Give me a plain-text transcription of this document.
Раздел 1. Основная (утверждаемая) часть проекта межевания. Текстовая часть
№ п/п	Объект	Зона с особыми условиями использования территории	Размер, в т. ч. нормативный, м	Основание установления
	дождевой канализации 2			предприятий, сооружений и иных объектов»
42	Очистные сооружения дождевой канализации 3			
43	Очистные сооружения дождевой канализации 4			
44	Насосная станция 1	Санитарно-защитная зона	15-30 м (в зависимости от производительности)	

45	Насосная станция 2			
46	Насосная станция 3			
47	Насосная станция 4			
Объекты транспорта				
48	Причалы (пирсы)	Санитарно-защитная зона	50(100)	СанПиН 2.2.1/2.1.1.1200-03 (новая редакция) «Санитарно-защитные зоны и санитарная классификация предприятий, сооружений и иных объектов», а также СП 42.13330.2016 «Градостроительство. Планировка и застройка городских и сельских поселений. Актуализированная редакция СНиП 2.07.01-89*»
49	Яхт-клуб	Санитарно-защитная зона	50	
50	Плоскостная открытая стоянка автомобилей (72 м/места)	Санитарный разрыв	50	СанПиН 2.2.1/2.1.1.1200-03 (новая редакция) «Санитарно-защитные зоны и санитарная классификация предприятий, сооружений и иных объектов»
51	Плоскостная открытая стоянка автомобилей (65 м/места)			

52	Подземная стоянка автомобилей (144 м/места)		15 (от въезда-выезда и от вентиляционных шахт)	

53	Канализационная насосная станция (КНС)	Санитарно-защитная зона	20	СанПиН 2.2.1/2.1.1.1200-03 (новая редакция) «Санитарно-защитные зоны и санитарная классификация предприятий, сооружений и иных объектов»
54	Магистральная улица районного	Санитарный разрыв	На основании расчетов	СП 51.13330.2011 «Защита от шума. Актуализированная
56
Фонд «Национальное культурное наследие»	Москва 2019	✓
━━━━━━━━
- JOB: Using the entries above, return each line that includes the word "зоны".

- RESPONSE BELOW:
48	Причалы (пирсы)	Санитарно-защитная зона	50(100)	СанПиН 2.2.1/2.1.1.1200-03 (новая редакция) «Санитарно-защитные зоны и санитарная классификация предприятий, сооружений и иных объектов», а также СП 42.13330.2016 «Градостроительство. Планировка и застройка городских и сельских поселений. Актуализированная редакция СНиП 2.07.01-89*»
50	Плоскостная открытая стоянка автомобилей (72 м/места)	Санитарный разрыв	50	СанПиН 2.2.1/2.1.1.1200-03 (новая редакция) «Санитарно-защитные зоны и санитарная классификация предприятий, сооружений и иных объектов»
53	Канализационная насосная станция (КНС)	Санитарно-защитная зона	20	СанПиН 2.2.1/2.1.1.1200-03 (новая редакция) «Санитарно-защитные зоны и санитарная классификация предприятий, сооружений и иных объектов»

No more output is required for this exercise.